◆ WHAT THE TASK ASKS: Give nothing except the number of lines containing the word "this".

◆ DATA FOR THE TASK:
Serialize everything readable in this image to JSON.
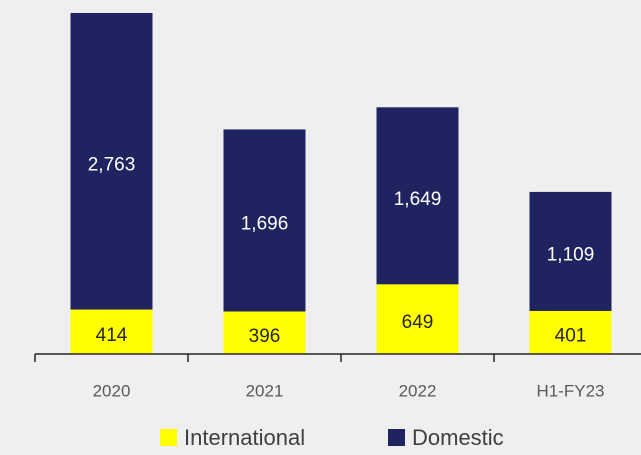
{
  "chart_data": {
    "type": "stacked_bar",
    "categories": [
      "2020",
      "2021",
      "2022",
      "H1-FY23"
    ],
    "series": [
      {
        "name": "International",
        "color": "#ffff00",
        "values": [
          414,
          396,
          649,
          401
        ]
      },
      {
        "name": "Domestic",
        "color": "#1f2460",
        "values": [
          2763,
          1696,
          1649,
          1109
        ],
        "value_labels": [
          "2,763",
          "1,696",
          "1,649",
          "1,109"
        ]
      }
    ],
    "ylim": [
      0,
      3200
    ],
    "legend": "bottom"
  }
}
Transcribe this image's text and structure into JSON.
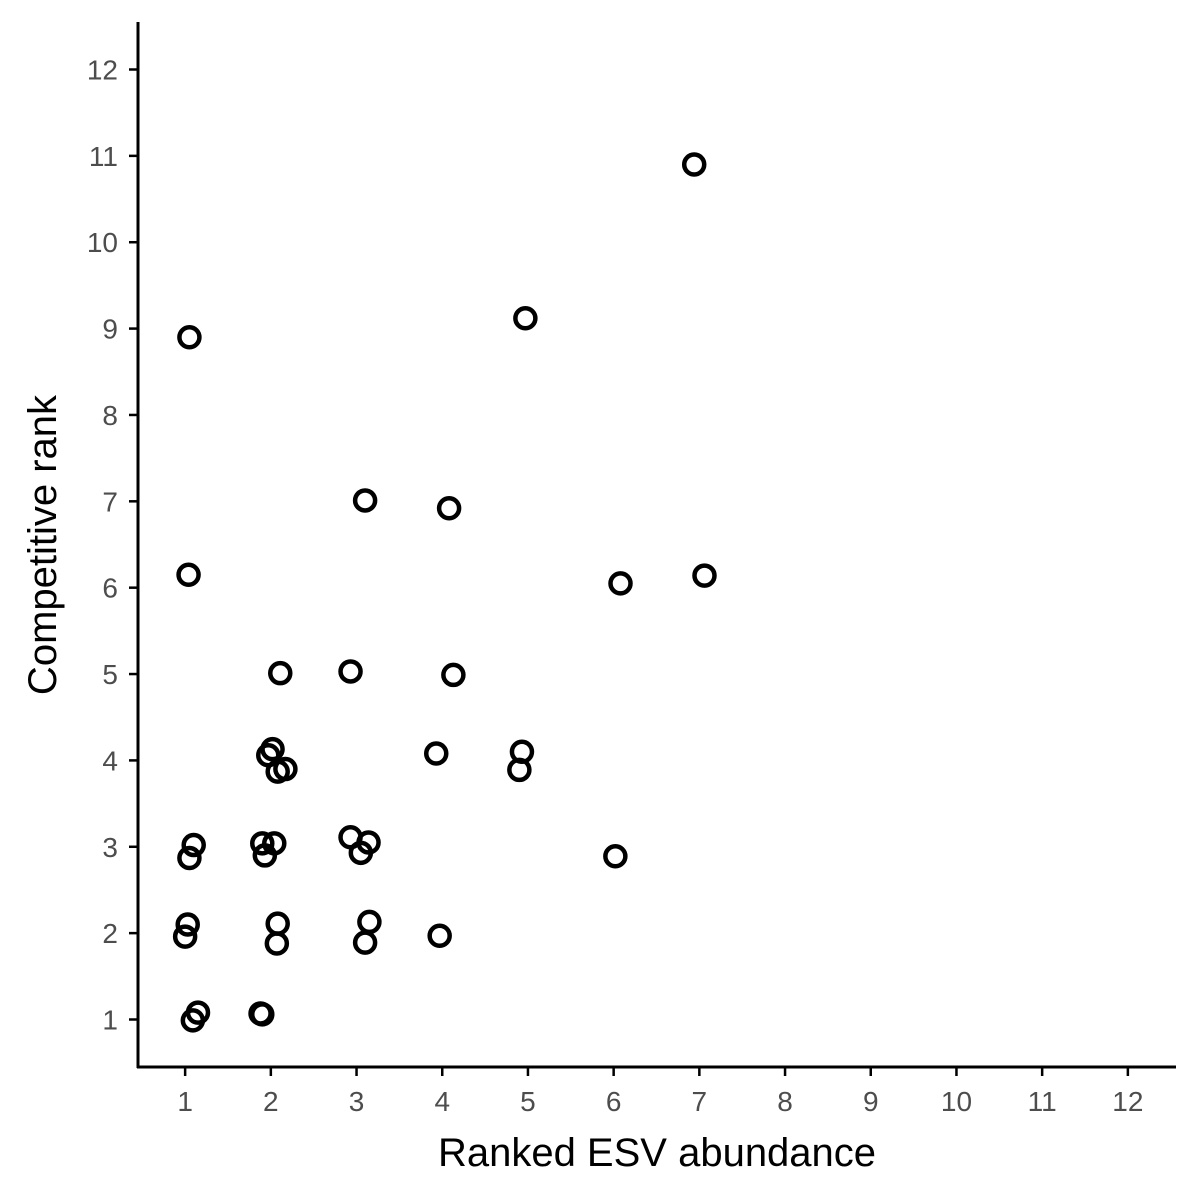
{
  "chart_data": {
    "type": "scatter",
    "title": "",
    "xlabel": "Ranked ESV abundance",
    "ylabel": "Competitive rank",
    "xlim": [
      0.45,
      12.55
    ],
    "ylim": [
      0.45,
      12.55
    ],
    "xticks": [
      1,
      2,
      3,
      4,
      5,
      6,
      7,
      8,
      9,
      10,
      11,
      12
    ],
    "yticks": [
      1,
      2,
      3,
      4,
      5,
      6,
      7,
      8,
      9,
      10,
      11,
      12
    ],
    "grid": false,
    "legend": "none",
    "marker": "open-circle",
    "colors": {
      "point": "#000000",
      "axis": "#000000",
      "tick_label": "#4d4d4d"
    },
    "points": [
      {
        "x": 6.94,
        "y": 10.9
      },
      {
        "x": 4.97,
        "y": 9.12
      },
      {
        "x": 1.05,
        "y": 8.9
      },
      {
        "x": 3.1,
        "y": 7.01
      },
      {
        "x": 4.08,
        "y": 6.92
      },
      {
        "x": 1.04,
        "y": 6.15
      },
      {
        "x": 6.08,
        "y": 6.05
      },
      {
        "x": 7.06,
        "y": 6.14
      },
      {
        "x": 2.11,
        "y": 5.01
      },
      {
        "x": 2.93,
        "y": 5.03
      },
      {
        "x": 4.13,
        "y": 4.99
      },
      {
        "x": 2.02,
        "y": 4.13
      },
      {
        "x": 1.97,
        "y": 4.06
      },
      {
        "x": 2.17,
        "y": 3.9
      },
      {
        "x": 2.08,
        "y": 3.87
      },
      {
        "x": 3.93,
        "y": 4.08
      },
      {
        "x": 4.93,
        "y": 4.1
      },
      {
        "x": 4.9,
        "y": 3.89
      },
      {
        "x": 1.1,
        "y": 3.02
      },
      {
        "x": 1.05,
        "y": 2.87
      },
      {
        "x": 1.9,
        "y": 3.04
      },
      {
        "x": 2.04,
        "y": 3.04
      },
      {
        "x": 1.93,
        "y": 2.9
      },
      {
        "x": 2.93,
        "y": 3.11
      },
      {
        "x": 3.14,
        "y": 3.05
      },
      {
        "x": 3.05,
        "y": 2.93
      },
      {
        "x": 6.02,
        "y": 2.89
      },
      {
        "x": 1.03,
        "y": 2.1
      },
      {
        "x": 1.0,
        "y": 1.96
      },
      {
        "x": 2.08,
        "y": 2.11
      },
      {
        "x": 2.07,
        "y": 1.88
      },
      {
        "x": 3.15,
        "y": 2.13
      },
      {
        "x": 3.1,
        "y": 1.89
      },
      {
        "x": 3.97,
        "y": 1.97
      },
      {
        "x": 1.15,
        "y": 1.08
      },
      {
        "x": 1.09,
        "y": 0.99
      },
      {
        "x": 1.88,
        "y": 1.07
      },
      {
        "x": 1.9,
        "y": 1.06
      }
    ]
  }
}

◆ WRITTEN SOLUTION: 2